WORK TO DO:
Find and copy each line of the records where the string "sanayicileri" shows up.

(Stored dataset items)
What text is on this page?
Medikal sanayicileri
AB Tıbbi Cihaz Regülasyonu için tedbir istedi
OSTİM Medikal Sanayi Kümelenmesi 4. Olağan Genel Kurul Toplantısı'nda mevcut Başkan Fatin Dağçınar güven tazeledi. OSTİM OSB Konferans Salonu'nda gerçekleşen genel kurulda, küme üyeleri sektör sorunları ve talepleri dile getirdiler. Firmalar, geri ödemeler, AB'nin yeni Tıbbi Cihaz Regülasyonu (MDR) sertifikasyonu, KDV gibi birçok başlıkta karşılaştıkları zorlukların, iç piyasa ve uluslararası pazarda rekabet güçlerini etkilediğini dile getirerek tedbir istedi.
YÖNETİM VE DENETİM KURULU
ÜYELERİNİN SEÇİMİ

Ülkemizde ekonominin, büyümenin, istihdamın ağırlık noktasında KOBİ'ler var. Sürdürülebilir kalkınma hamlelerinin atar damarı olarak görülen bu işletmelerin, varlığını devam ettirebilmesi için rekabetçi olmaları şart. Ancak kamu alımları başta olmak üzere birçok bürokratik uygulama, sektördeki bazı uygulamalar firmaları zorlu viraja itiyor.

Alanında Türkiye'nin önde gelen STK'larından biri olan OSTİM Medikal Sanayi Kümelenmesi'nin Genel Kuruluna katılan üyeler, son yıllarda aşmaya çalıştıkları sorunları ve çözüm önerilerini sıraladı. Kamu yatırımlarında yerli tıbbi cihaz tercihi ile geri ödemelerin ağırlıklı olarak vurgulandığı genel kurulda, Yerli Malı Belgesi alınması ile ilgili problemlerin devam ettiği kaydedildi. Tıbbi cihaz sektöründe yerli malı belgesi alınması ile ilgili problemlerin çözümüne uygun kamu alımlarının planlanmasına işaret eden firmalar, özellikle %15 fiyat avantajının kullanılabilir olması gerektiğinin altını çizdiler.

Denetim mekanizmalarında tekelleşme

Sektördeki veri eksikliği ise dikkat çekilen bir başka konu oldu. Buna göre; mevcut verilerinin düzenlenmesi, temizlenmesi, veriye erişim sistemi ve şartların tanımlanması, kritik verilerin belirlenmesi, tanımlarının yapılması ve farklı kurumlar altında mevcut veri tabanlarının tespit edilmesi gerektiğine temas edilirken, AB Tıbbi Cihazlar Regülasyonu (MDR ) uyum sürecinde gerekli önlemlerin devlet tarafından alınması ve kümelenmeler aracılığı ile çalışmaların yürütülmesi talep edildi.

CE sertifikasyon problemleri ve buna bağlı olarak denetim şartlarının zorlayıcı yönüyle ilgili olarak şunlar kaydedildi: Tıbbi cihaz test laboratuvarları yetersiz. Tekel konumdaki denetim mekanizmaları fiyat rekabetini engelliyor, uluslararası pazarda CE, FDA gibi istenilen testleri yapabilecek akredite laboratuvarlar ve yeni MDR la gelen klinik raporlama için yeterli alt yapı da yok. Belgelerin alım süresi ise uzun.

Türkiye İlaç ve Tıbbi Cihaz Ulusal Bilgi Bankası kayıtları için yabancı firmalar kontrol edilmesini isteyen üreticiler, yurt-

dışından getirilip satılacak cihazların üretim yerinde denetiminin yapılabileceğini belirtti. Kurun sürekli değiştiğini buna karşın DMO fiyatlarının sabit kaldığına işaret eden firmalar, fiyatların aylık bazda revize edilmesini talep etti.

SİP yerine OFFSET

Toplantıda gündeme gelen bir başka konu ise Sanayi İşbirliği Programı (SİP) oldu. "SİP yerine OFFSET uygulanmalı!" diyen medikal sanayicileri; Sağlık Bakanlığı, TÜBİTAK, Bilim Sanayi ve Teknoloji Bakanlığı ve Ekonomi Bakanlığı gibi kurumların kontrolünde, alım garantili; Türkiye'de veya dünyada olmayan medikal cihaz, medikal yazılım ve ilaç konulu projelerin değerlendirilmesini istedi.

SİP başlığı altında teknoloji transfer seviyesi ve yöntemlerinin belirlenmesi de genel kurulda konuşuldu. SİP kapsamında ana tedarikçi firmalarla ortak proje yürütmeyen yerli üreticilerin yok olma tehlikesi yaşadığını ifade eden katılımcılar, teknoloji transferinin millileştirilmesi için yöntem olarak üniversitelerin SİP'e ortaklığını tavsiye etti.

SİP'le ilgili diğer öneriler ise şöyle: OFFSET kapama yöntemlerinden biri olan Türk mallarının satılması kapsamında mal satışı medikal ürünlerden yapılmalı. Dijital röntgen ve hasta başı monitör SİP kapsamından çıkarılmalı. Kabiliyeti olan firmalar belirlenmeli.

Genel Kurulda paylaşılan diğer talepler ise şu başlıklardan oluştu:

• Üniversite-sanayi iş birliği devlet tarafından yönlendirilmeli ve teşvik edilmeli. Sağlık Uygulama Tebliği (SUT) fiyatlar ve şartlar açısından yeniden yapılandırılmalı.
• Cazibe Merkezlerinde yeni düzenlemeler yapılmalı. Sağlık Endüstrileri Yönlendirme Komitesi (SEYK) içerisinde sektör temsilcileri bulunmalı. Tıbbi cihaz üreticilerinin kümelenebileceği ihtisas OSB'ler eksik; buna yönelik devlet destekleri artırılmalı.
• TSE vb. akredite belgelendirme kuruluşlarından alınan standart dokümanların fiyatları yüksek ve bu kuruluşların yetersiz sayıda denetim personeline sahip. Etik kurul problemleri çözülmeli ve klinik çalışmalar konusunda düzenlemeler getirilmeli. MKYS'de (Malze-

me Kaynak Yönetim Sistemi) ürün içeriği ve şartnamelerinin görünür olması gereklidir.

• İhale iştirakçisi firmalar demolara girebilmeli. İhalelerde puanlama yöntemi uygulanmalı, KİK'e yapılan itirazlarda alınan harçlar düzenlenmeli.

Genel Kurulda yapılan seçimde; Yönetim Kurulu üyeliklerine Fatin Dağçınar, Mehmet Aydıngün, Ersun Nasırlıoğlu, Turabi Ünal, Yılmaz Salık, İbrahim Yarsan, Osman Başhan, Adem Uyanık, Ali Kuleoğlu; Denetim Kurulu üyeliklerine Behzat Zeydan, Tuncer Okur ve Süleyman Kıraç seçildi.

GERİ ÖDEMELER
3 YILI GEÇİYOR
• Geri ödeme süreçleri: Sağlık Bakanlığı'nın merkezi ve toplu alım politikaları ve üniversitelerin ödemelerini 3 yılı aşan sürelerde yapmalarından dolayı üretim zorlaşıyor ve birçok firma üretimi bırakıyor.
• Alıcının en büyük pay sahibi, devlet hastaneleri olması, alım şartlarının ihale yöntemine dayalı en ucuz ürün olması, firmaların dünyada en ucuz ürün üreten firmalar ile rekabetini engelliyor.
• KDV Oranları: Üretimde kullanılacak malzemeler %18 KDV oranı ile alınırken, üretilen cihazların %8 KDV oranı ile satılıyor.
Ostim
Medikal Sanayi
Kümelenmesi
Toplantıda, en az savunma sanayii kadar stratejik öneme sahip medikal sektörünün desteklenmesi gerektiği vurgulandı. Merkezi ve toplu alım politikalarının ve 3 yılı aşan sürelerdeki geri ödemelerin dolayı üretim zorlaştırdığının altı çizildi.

RESPONSE:
Medikal sanayicileri
Toplantıda gündeme gelen bir başka konu ise Sanayi İşbirliği Programı (SİP) oldu. "SİP yerine OFFSET uygulanmalı!" diyen medikal sanayicileri; Sağlık Bakanlığı, TÜBİTAK, Bilim Sanayi ve Teknoloji Bakanlığı ve Ekonomi Bakanlığı gibi kurumların kontrolünde, alım garantili; Türkiye'de veya dünyada olmayan medikal cihaz, medikal yazılım ve ilaç konulu projelerin değerlendirilmesini istedi.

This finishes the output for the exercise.